— start Source records —
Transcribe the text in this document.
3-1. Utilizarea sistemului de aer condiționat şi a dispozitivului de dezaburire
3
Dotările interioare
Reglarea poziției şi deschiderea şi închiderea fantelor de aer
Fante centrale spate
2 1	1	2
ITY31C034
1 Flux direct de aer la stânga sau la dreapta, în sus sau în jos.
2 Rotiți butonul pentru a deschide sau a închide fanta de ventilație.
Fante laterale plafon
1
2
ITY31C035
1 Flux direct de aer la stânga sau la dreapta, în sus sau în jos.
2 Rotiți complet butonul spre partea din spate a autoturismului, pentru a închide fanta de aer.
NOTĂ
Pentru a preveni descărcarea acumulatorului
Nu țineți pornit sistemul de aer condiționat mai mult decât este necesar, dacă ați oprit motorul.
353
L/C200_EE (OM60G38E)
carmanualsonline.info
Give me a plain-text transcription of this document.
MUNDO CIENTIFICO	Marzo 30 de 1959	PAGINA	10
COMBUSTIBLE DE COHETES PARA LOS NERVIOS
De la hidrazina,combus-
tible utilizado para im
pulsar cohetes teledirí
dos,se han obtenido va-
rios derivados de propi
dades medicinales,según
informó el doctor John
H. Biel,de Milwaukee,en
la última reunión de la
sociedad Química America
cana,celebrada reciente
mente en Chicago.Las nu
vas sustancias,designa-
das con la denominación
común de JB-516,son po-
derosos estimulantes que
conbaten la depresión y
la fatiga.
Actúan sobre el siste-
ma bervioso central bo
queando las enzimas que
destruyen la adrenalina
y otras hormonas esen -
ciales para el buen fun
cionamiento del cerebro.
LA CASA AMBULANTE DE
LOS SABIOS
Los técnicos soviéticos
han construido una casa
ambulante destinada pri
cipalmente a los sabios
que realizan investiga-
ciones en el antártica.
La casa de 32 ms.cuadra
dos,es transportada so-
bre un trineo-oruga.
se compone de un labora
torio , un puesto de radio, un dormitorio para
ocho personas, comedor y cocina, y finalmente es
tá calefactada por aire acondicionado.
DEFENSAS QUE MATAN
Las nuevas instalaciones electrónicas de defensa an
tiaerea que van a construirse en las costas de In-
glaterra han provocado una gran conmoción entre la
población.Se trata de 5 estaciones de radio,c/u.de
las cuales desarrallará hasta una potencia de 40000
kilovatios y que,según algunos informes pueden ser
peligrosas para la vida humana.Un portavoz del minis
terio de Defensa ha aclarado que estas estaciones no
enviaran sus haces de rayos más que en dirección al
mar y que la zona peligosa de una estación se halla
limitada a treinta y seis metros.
— end Source records —
Your answer should be only a number: how many lines of the data above contain the string "text"?

2